From the entries below, please gather each line containing the string "conscience".

#### [RECORD EXCERPTS]

****************

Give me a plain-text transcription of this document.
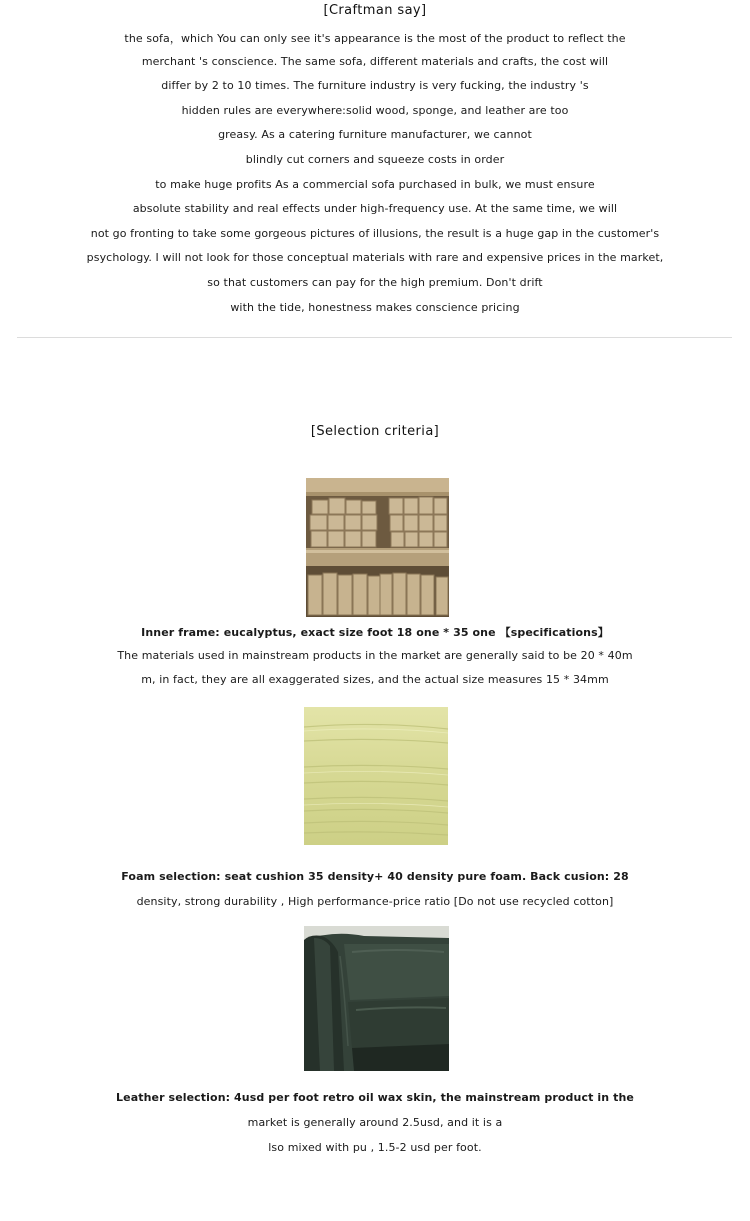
[Craftman say]
the sofa，which You can only see it's appearance is the most of the product to reflect the
merchant 's conscience. The same sofa, different materials and crafts, the cost will
differ by 2 to 10 times. The furniture industry is very fucking, the industry 's
hidden rules are everywhere:solid wood, sponge, and leather are too
greasy. As a catering furniture manufacturer, we cannot
blindly cut corners and squeeze costs in order
to make huge profits As a commercial sofa purchased in bulk, we must ensure
absolute stability and real effects under high-frequency use. At the same time, we will
not go fronting to take some gorgeous pictures of illusions, the result is a huge gap in the customer's
psychology. I will not look for those conceptual materials with rare and expensive prices in the market,
so that customers can pay for the high premium. Don't drift
with the tide, honestness makes conscience pricing
[Selection criteria]
Inner frame: eucalyptus, exact size foot 18 one * 35 one 【specifications】
The materials used in mainstream products in the market are generally said to be 20 * 40m
m, in fact, they are all exaggerated sizes, and the actual size measures 15 * 34mm
Foam selection: seat cushion 35 density+ 40 density pure foam. Back cusion: 28
density, strong durability , High performance-price ratio [Do not use recycled cotton]
Leather selection: 4usd per foot retro oil wax skin, the mainstream product in the
market is generally around 2.5usd, and it is a
lso mixed with pu , 1.5-2 usd per foot.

****************

#### [EXERCISE OUTPUT]
merchant 's conscience. The same sofa, different materials and crafts, the cost will
with the tide, honestness makes conscience pricing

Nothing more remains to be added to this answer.